Aim of the exercise: Locate and copy all lines bearing the word "this".
════════
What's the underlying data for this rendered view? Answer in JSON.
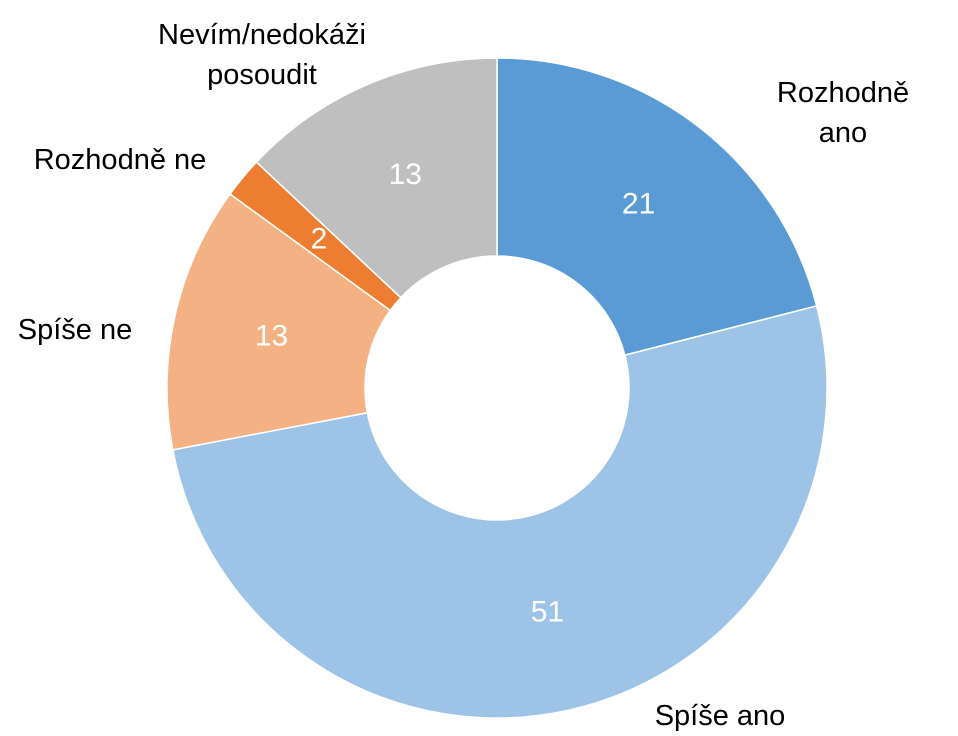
{
  "chart_data": {
    "type": "donut",
    "categories": [
      "Rozhodně ano",
      "Spíše ano",
      "Spíše ne",
      "Rozhodně ne",
      "Nevím/nedokáži posoudit"
    ],
    "values": [
      21,
      51,
      13,
      2,
      13
    ],
    "colors": [
      "#5b9bd5",
      "#9dc3e6",
      "#f4b183",
      "#ed7d31",
      "#bfbfbf"
    ]
  }
}
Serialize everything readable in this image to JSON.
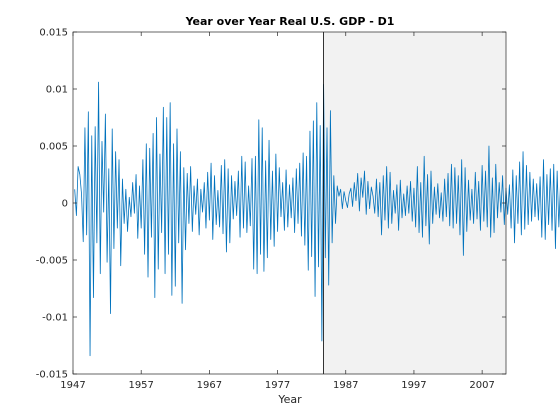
{
  "chart_data": {
    "type": "line",
    "title": "Year over Year Real U.S. GDP - D1",
    "xlabel": "Year",
    "ylabel": "",
    "xlim": [
      1947,
      2010.5
    ],
    "ylim": [
      -0.015,
      0.015
    ],
    "xticks": [
      1947,
      1957,
      1967,
      1977,
      1987,
      1997,
      2007
    ],
    "xtick_labels": [
      "1947",
      "1957",
      "1967",
      "1977",
      "1987",
      "1997",
      "2007"
    ],
    "yticks": [
      -0.015,
      -0.01,
      -0.005,
      0,
      0.005,
      0.01,
      0.015
    ],
    "ytick_labels": [
      "-0.015",
      "-0.01",
      "-0.005",
      "0",
      "0.005",
      "0.01",
      "0.015"
    ],
    "grid": false,
    "legend": "none",
    "shaded_region": {
      "x_start": 1983.75,
      "x_end": 2010.5,
      "color": "#f2f2f2"
    },
    "series_color": "#0072bd",
    "series": [
      {
        "x_start": 1947.25,
        "x_step": 0.25,
        "values": [
          0.0012,
          -0.0011,
          0.0032,
          0.0025,
          0.0008,
          -0.0034,
          0.0066,
          -0.0028,
          0.008,
          -0.0134,
          0.0059,
          -0.0083,
          0.0067,
          -0.0035,
          0.0106,
          -0.0062,
          0.0054,
          -0.0008,
          0.0078,
          -0.0052,
          0.003,
          -0.0097,
          0.0065,
          -0.004,
          0.0045,
          -0.0022,
          0.0038,
          -0.0055,
          0.0021,
          -0.0018,
          0.0012,
          -0.0025,
          0.0005,
          -0.0012,
          0.0018,
          -0.0009,
          0.0025,
          -0.0031,
          0.0015,
          -0.0022,
          0.0038,
          -0.0045,
          0.0052,
          -0.0065,
          0.0048,
          -0.003,
          0.0061,
          -0.0083,
          0.0075,
          -0.0058,
          0.0043,
          -0.0026,
          0.0084,
          -0.0062,
          0.0075,
          -0.0045,
          0.0088,
          -0.0081,
          0.0052,
          -0.0073,
          0.0065,
          -0.0035,
          0.0045,
          -0.0088,
          0.0031,
          -0.0041,
          0.0026,
          -0.0018,
          0.0032,
          -0.0025,
          0.0015,
          -0.001,
          0.0021,
          -0.0028,
          0.0012,
          -0.0008,
          0.0018,
          -0.0022,
          0.0027,
          -0.0015,
          0.0035,
          -0.0032,
          0.0024,
          -0.0019,
          0.0011,
          -0.0021,
          0.0033,
          -0.0027,
          0.0038,
          -0.0043,
          0.003,
          -0.0035,
          0.0024,
          -0.0014,
          0.0019,
          -0.0011,
          0.0028,
          -0.003,
          0.0041,
          -0.0022,
          0.0036,
          -0.0026,
          0.0015,
          -0.002,
          0.0039,
          -0.0058,
          0.0041,
          -0.0062,
          0.0073,
          -0.0045,
          0.0066,
          -0.006,
          0.0037,
          -0.0048,
          0.0055,
          -0.0032,
          0.0028,
          -0.0038,
          0.0043,
          -0.0025,
          0.0031,
          -0.0012,
          0.0018,
          -0.0024,
          0.0029,
          -0.0021,
          0.0016,
          -0.0013,
          0.0022,
          -0.0026,
          0.003,
          -0.0018,
          0.0035,
          -0.0029,
          0.0044,
          -0.0037,
          0.0041,
          -0.0059,
          0.0063,
          -0.0047,
          0.0072,
          -0.0082,
          0.0088,
          -0.0056,
          0.0068,
          -0.0121,
          0.0104,
          -0.0048,
          0.0066,
          -0.0072,
          0.0081,
          -0.0035,
          0.0024,
          -0.0018,
          0.0015,
          0.0006,
          0.0012,
          -0.0005,
          0.001,
          0.0002,
          -0.0004,
          0.0008,
          0.0013,
          -0.0003,
          0.0018,
          0.0002,
          0.0026,
          -0.0007,
          0.0022,
          0.0005,
          0.0028,
          -0.001,
          0.0019,
          -0.0005,
          0.0014,
          0.0006,
          -0.0009,
          0.0021,
          -0.0012,
          0.0018,
          -0.0028,
          0.0024,
          -0.0015,
          0.0032,
          -0.0022,
          0.0027,
          -0.0018,
          0.0011,
          -0.0009,
          0.0016,
          -0.0024,
          0.002,
          -0.0013,
          0.0008,
          -0.0011,
          0.0015,
          -0.0009,
          0.0019,
          -0.0016,
          0.0013,
          -0.0021,
          0.0032,
          -0.0026,
          0.0018,
          -0.003,
          0.0041,
          -0.002,
          0.0025,
          -0.0036,
          0.0028,
          -0.0018,
          0.0014,
          -0.001,
          0.0017,
          -0.0013,
          0.0009,
          -0.0016,
          0.0021,
          -0.0012,
          0.0026,
          -0.002,
          0.0034,
          -0.0022,
          0.0031,
          -0.0018,
          0.0024,
          -0.0028,
          0.0038,
          -0.0046,
          0.0031,
          -0.0025,
          0.002,
          -0.0015,
          0.0012,
          -0.0018,
          0.0027,
          -0.0014,
          0.0019,
          -0.0024,
          0.0033,
          -0.0016,
          0.0028,
          -0.0021,
          0.005,
          -0.003,
          0.0022,
          -0.0026,
          0.0034,
          -0.0013,
          0.0018,
          -0.0008,
          0.0024,
          -0.0019,
          0.0013,
          -0.001,
          0.0016,
          -0.0022,
          0.0029,
          -0.0035,
          0.0024,
          -0.0018,
          0.0036,
          -0.0028,
          0.0045,
          -0.0023,
          0.0033,
          -0.0019,
          0.0027,
          -0.0016,
          0.0021,
          -0.0012,
          0.0017,
          -0.0015,
          0.0023,
          -0.003,
          0.0038,
          -0.0032,
          0.0025,
          -0.0019,
          0.003,
          -0.0024,
          0.0034,
          -0.004,
          0.0028,
          -0.0021,
          0.0018,
          -0.0014,
          0.0022,
          -0.0017,
          0.0013
        ]
      }
    ]
  }
}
════════
Complete output:
What's the underlying data for this rendered view? Answer in JSON.
Serialize everything readable in this image to JSON.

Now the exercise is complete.